Problem.
Every line of the listing below must be printed again exactly, apart from its pictures.

Data supplied.
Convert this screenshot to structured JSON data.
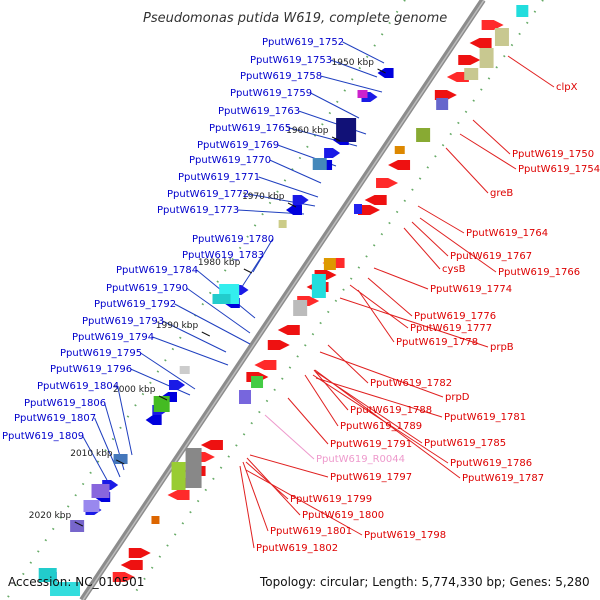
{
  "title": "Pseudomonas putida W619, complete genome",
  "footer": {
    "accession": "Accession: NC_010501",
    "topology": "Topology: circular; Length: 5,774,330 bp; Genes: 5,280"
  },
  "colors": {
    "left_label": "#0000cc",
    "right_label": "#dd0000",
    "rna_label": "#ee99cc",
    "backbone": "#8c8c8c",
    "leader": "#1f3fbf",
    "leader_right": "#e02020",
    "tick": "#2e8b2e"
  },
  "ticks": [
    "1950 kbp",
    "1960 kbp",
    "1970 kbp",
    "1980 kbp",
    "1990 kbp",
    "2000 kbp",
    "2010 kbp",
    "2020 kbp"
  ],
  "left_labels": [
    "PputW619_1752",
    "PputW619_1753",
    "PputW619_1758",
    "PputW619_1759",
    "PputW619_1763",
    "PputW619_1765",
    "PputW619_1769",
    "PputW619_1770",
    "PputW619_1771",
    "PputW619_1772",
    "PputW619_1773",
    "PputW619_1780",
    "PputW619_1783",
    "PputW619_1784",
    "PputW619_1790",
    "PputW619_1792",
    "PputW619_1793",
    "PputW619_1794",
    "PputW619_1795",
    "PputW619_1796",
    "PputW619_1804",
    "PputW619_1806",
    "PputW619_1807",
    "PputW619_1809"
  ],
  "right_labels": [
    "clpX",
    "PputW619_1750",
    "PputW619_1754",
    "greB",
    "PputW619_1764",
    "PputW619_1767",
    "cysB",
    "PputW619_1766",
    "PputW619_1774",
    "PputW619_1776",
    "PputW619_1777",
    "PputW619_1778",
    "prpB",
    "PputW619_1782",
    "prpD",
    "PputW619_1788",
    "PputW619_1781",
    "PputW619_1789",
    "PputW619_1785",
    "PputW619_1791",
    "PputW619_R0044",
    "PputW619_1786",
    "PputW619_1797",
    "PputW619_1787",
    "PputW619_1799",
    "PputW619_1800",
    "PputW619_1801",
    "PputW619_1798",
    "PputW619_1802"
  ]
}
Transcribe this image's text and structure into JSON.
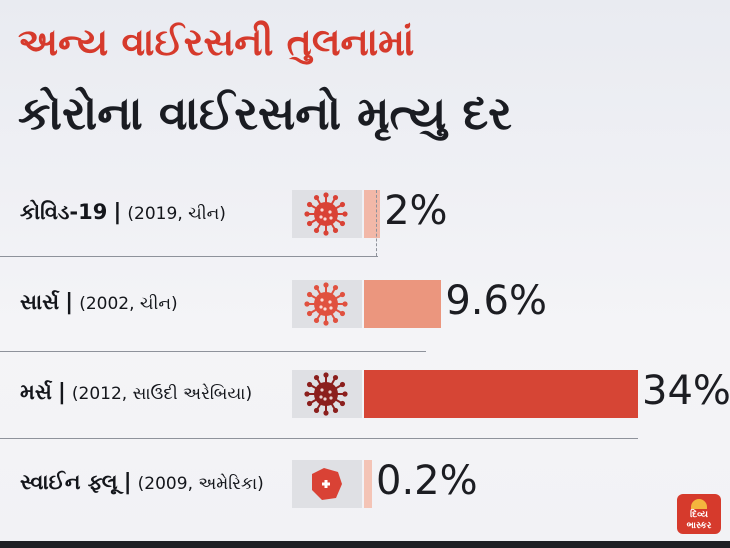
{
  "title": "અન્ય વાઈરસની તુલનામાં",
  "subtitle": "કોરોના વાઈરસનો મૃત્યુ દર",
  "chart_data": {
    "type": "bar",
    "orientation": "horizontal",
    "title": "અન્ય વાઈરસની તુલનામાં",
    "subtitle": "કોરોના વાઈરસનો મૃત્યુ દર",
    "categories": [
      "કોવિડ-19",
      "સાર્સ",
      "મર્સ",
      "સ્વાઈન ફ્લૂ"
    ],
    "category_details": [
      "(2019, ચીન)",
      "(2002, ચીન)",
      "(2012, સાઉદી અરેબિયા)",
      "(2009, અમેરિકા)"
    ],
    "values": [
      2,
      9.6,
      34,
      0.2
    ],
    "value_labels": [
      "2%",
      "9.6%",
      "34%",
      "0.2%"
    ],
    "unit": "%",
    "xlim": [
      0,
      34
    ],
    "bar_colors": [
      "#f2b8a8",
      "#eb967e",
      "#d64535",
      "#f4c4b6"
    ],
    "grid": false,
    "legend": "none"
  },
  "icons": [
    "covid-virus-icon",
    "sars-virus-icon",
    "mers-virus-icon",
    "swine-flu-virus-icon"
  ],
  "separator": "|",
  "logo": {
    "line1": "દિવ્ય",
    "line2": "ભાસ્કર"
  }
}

Response to the exercise.
Convert this screenshot to structured JSON data.
{
  "title": "Pseudomonas putida W619, complete genome",
  "footer": {
    "accession": "Accession: NC_010501",
    "topology": "Topology: circular; Length: 5,774,330 bp; Genes: 5,280"
  },
  "colors": {
    "left_label": "#0000cc",
    "right_label": "#dd0000",
    "rna_label": "#ee99cc",
    "backbone": "#8c8c8c",
    "leader": "#1f3fbf",
    "leader_right": "#e02020",
    "tick": "#2e8b2e"
  },
  "ticks": [
    "1950 kbp",
    "1960 kbp",
    "1970 kbp",
    "1980 kbp",
    "1990 kbp",
    "2000 kbp",
    "2010 kbp",
    "2020 kbp"
  ],
  "left_labels": [
    "PputW619_1752",
    "PputW619_1753",
    "PputW619_1758",
    "PputW619_1759",
    "PputW619_1763",
    "PputW619_1765",
    "PputW619_1769",
    "PputW619_1770",
    "PputW619_1771",
    "PputW619_1772",
    "PputW619_1773",
    "PputW619_1780",
    "PputW619_1783",
    "PputW619_1784",
    "PputW619_1790",
    "PputW619_1792",
    "PputW619_1793",
    "PputW619_1794",
    "PputW619_1795",
    "PputW619_1796",
    "PputW619_1804",
    "PputW619_1806",
    "PputW619_1807",
    "PputW619_1809"
  ],
  "right_labels": [
    "clpX",
    "PputW619_1750",
    "PputW619_1754",
    "greB",
    "PputW619_1764",
    "PputW619_1767",
    "cysB",
    "PputW619_1766",
    "PputW619_1774",
    "PputW619_1776",
    "PputW619_1777",
    "PputW619_1778",
    "prpB",
    "PputW619_1782",
    "prpD",
    "PputW619_1788",
    "PputW619_1781",
    "PputW619_1789",
    "PputW619_1785",
    "PputW619_1791",
    "PputW619_R0044",
    "PputW619_1786",
    "PputW619_1797",
    "PputW619_1787",
    "PputW619_1799",
    "PputW619_1800",
    "PputW619_1801",
    "PputW619_1798",
    "PputW619_1802"
  ]
}
Transcribe this image's text and structure into JSON.
{
  "title": "અન્ય વાઈરસની તુલનામાં",
  "subtitle": "કોરોના વાઈરસનો મૃત્યુ દર",
  "chart_data": {
    "type": "bar",
    "orientation": "horizontal",
    "title": "અન્ય વાઈરસની તુલનામાં",
    "subtitle": "કોરોના વાઈરસનો મૃત્યુ દર",
    "categories": [
      "કોવિડ-19",
      "સાર્સ",
      "મર્સ",
      "સ્વાઈન ફ્લૂ"
    ],
    "category_details": [
      "(2019, ચીન)",
      "(2002, ચીન)",
      "(2012, સાઉદી અરેબિયા)",
      "(2009, અમેરિકા)"
    ],
    "values": [
      2,
      9.6,
      34,
      0.2
    ],
    "value_labels": [
      "2%",
      "9.6%",
      "34%",
      "0.2%"
    ],
    "unit": "%",
    "xlim": [
      0,
      34
    ],
    "bar_colors": [
      "#f2b8a8",
      "#eb967e",
      "#d64535",
      "#f4c4b6"
    ],
    "grid": false,
    "legend": "none"
  },
  "icons": [
    "covid-virus-icon",
    "sars-virus-icon",
    "mers-virus-icon",
    "swine-flu-virus-icon"
  ],
  "separator": "|",
  "logo": {
    "line1": "દિવ્ય",
    "line2": "ભાસ્કર"
  }
}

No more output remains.